* BEGIN TASK INPUT *

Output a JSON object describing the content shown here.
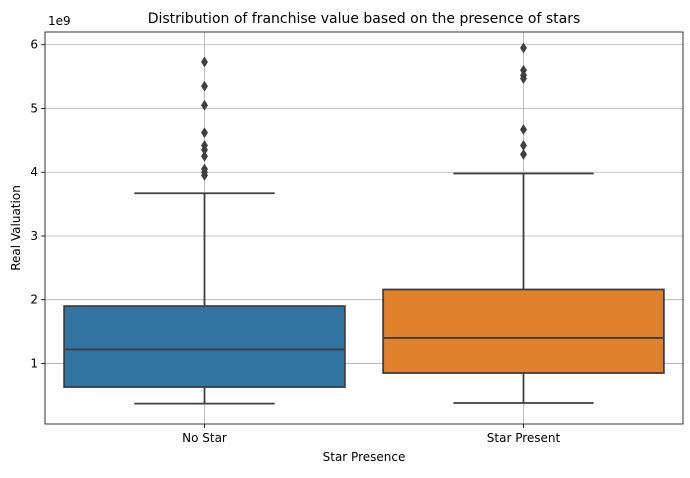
{
  "chart_data": {
    "type": "box",
    "title": "Distribution of franchise value based on the presence of stars",
    "xlabel": "Star Presence",
    "ylabel": "Real Valuation",
    "y_offset_label": "1e9",
    "y_ticks": [
      1,
      2,
      3,
      4,
      5,
      6
    ],
    "ylim": [
      0.05,
      6.2
    ],
    "grid": true,
    "categories": [
      "No Star",
      "Star Present"
    ],
    "series": [
      {
        "category": "No Star",
        "color": "#3274a1",
        "whisker_low": 0.37,
        "q1": 0.63,
        "median": 1.22,
        "q3": 1.9,
        "whisker_high": 3.67,
        "outliers": [
          3.95,
          4.0,
          4.05,
          4.25,
          4.35,
          4.42,
          4.62,
          5.05,
          5.35,
          5.73
        ]
      },
      {
        "category": "Star Present",
        "color": "#e1812c",
        "whisker_low": 0.38,
        "q1": 0.85,
        "median": 1.4,
        "q3": 2.16,
        "whisker_high": 3.98,
        "outliers": [
          4.28,
          4.42,
          4.67,
          5.47,
          5.52,
          5.6,
          5.95
        ]
      }
    ]
  }
}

* END TASK INPUT *

§ **INSTRUCTIONS FOR THE TASK**
Return every line in the listing that contains the word "Present".

§ **COMPLETE RESPONSE**
      "Star Present"
        "category": "Star Present",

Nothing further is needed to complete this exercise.